** begin Record list **
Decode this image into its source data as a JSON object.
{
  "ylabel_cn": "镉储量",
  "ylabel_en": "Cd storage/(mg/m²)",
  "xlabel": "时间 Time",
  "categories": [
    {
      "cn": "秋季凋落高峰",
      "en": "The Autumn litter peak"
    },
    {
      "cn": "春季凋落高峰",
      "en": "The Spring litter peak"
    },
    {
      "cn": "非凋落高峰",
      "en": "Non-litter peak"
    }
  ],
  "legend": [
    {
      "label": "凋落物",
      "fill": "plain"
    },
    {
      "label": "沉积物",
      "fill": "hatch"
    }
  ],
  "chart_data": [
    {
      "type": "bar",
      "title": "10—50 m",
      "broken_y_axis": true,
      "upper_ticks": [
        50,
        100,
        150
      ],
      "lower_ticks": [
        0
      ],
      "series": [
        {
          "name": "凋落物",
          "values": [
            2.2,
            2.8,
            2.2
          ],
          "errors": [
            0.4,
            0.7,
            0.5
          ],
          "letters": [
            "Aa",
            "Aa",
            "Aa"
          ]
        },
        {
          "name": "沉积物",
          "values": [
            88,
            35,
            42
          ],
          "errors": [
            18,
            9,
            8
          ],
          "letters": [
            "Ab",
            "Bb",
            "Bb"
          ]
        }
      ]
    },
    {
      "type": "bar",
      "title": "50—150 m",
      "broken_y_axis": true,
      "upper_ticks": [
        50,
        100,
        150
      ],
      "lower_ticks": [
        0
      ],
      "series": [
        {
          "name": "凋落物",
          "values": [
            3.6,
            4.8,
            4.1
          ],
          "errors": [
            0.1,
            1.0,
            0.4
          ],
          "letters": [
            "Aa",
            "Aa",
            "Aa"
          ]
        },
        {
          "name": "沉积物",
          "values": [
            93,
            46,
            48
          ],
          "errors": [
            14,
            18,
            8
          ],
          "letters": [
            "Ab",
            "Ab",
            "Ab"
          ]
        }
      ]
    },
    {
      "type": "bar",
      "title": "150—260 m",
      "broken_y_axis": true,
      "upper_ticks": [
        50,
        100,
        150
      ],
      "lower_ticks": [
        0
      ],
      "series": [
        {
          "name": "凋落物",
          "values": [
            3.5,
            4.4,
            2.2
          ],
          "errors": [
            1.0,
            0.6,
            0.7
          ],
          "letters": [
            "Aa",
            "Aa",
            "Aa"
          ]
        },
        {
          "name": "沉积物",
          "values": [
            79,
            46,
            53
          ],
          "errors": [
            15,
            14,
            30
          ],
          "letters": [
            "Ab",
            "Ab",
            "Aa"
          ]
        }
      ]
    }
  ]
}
** end Record list **
> [Work instructions]
Every entry should be output exactly as written, please.

> [Answer to the exercise]
Decode this image into its source data as a JSON object.
{
  "ylabel_cn": "镉储量",
  "ylabel_en": "Cd storage/(mg/m²)",
  "xlabel": "时间 Time",
  "categories": [
    {
      "cn": "秋季凋落高峰",
      "en": "The Autumn litter peak"
    },
    {
      "cn": "春季凋落高峰",
      "en": "The Spring litter peak"
    },
    {
      "cn": "非凋落高峰",
      "en": "Non-litter peak"
    }
  ],
  "legend": [
    {
      "label": "凋落物",
      "fill": "plain"
    },
    {
      "label": "沉积物",
      "fill": "hatch"
    }
  ],
  "chart_data": [
    {
      "type": "bar",
      "title": "10—50 m",
      "broken_y_axis": true,
      "upper_ticks": [
        50,
        100,
        150
      ],
      "lower_ticks": [
        0
      ],
      "series": [
        {
          "name": "凋落物",
          "values": [
            2.2,
            2.8,
            2.2
          ],
          "errors": [
            0.4,
            0.7,
            0.5
          ],
          "letters": [
            "Aa",
            "Aa",
            "Aa"
          ]
        },
        {
          "name": "沉积物",
          "values": [
            88,
            35,
            42
          ],
          "errors": [
            18,
            9,
            8
          ],
          "letters": [
            "Ab",
            "Bb",
            "Bb"
          ]
        }
      ]
    },
    {
      "type": "bar",
      "title": "50—150 m",
      "broken_y_axis": true,
      "upper_ticks": [
        50,
        100,
        150
      ],
      "lower_ticks": [
        0
      ],
      "series": [
        {
          "name": "凋落物",
          "values": [
            3.6,
            4.8,
            4.1
          ],
          "errors": [
            0.1,
            1.0,
            0.4
          ],
          "letters": [
            "Aa",
            "Aa",
            "Aa"
          ]
        },
        {
          "name": "沉积物",
          "values": [
            93,
            46,
            48
          ],
          "errors": [
            14,
            18,
            8
          ],
          "letters": [
            "Ab",
            "Ab",
            "Ab"
          ]
        }
      ]
    },
    {
      "type": "bar",
      "title": "150—260 m",
      "broken_y_axis": true,
      "upper_ticks": [
        50,
        100,
        150
      ],
      "lower_ticks": [
        0
      ],
      "series": [
        {
          "name": "凋落物",
          "values": [
            3.5,
            4.4,
            2.2
          ],
          "errors": [
            1.0,
            0.6,
            0.7
          ],
          "letters": [
            "Aa",
            "Aa",
            "Aa"
          ]
        },
        {
          "name": "沉积物",
          "values": [
            79,
            46,
            53
          ],
          "errors": [
            15,
            14,
            30
          ],
          "letters": [
            "Ab",
            "Ab",
            "Aa"
          ]
        }
      ]
    }
  ]
}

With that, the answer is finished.